(Dataset rows)
╭──

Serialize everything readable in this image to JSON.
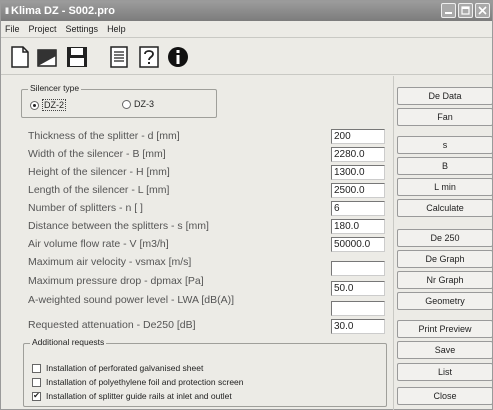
{
  "window": {
    "title": "Klima DZ - S002.pro",
    "app_icon": "II",
    "controls": [
      "minimize-icon",
      "maximize-icon",
      "close-icon"
    ]
  },
  "menu": [
    "File",
    "Project",
    "Settings",
    "Help"
  ],
  "toolbar": [
    "new-file-icon",
    "open-folder-icon",
    "save-disk-icon",
    "document-icon",
    "help-question-icon",
    "info-icon"
  ],
  "silencer_type": {
    "legend": "Silencer type",
    "options": [
      {
        "label": "DZ-2",
        "selected": true
      },
      {
        "label": "DZ-3",
        "selected": false
      }
    ]
  },
  "params": [
    {
      "label": "Thickness of the splitter - d [mm]",
      "value": "200"
    },
    {
      "label": "Width of the silencer - B [mm]",
      "value": "2280.0"
    },
    {
      "label": "Height of the silencer - H [mm]",
      "value": "1300.0"
    },
    {
      "label": "Length of the silencer - L [mm]",
      "value": "2500.0"
    },
    {
      "label": "Number of splitters - n [ ]",
      "value": "6"
    },
    {
      "label": "Distance between the splitters - s [mm]",
      "value": "180.0"
    },
    {
      "label": "Air volume flow rate - V [m3/h]",
      "value": "50000.0"
    },
    {
      "label": "Maximum air velocity - vsmax [m/s]",
      "value": ""
    },
    {
      "label": "Maximum pressure drop - dpmax [Pa]",
      "value": "50.0"
    },
    {
      "label": "A-weighted sound power level - LWA [dB(A)]",
      "value": ""
    },
    {
      "label": "Requested attenuation - De250 [dB]",
      "value": "30.0"
    }
  ],
  "additional": {
    "legend": "Additional requests",
    "items": [
      {
        "label": "Installation of perforated galvanised sheet",
        "checked": false
      },
      {
        "label": "Installation of polyethylene foil and protection screen",
        "checked": false
      },
      {
        "label": "Installation of splitter guide rails at inlet and outlet",
        "checked": true
      }
    ]
  },
  "buttons": [
    "De Data",
    "Fan",
    "s",
    "B",
    "L min",
    "Calculate",
    "De 250",
    "De Graph",
    "Nr Graph",
    "Geometry",
    "Print Preview",
    "Save",
    "List",
    "Close"
  ],
  "check_mark": "✔"
}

╰──

Task details:
Would you return the data exactly as written, without the pictures?

Exercise output:
Serialize everything readable in this image to JSON.
{
  "window": {
    "title": "Klima DZ - S002.pro",
    "app_icon": "II",
    "controls": [
      "minimize-icon",
      "maximize-icon",
      "close-icon"
    ]
  },
  "menu": [
    "File",
    "Project",
    "Settings",
    "Help"
  ],
  "toolbar": [
    "new-file-icon",
    "open-folder-icon",
    "save-disk-icon",
    "document-icon",
    "help-question-icon",
    "info-icon"
  ],
  "silencer_type": {
    "legend": "Silencer type",
    "options": [
      {
        "label": "DZ-2",
        "selected": true
      },
      {
        "label": "DZ-3",
        "selected": false
      }
    ]
  },
  "params": [
    {
      "label": "Thickness of the splitter - d [mm]",
      "value": "200"
    },
    {
      "label": "Width of the silencer - B [mm]",
      "value": "2280.0"
    },
    {
      "label": "Height of the silencer - H [mm]",
      "value": "1300.0"
    },
    {
      "label": "Length of the silencer - L [mm]",
      "value": "2500.0"
    },
    {
      "label": "Number of splitters - n [ ]",
      "value": "6"
    },
    {
      "label": "Distance between the splitters - s [mm]",
      "value": "180.0"
    },
    {
      "label": "Air volume flow rate - V [m3/h]",
      "value": "50000.0"
    },
    {
      "label": "Maximum air velocity - vsmax [m/s]",
      "value": ""
    },
    {
      "label": "Maximum pressure drop - dpmax [Pa]",
      "value": "50.0"
    },
    {
      "label": "A-weighted sound power level - LWA [dB(A)]",
      "value": ""
    },
    {
      "label": "Requested attenuation - De250 [dB]",
      "value": "30.0"
    }
  ],
  "additional": {
    "legend": "Additional requests",
    "items": [
      {
        "label": "Installation of perforated galvanised sheet",
        "checked": false
      },
      {
        "label": "Installation of polyethylene foil and protection screen",
        "checked": false
      },
      {
        "label": "Installation of splitter guide rails at inlet and outlet",
        "checked": true
      }
    ]
  },
  "buttons": [
    "De Data",
    "Fan",
    "s",
    "B",
    "L min",
    "Calculate",
    "De 250",
    "De Graph",
    "Nr Graph",
    "Geometry",
    "Print Preview",
    "Save",
    "List",
    "Close"
  ],
  "check_mark": "✔"
}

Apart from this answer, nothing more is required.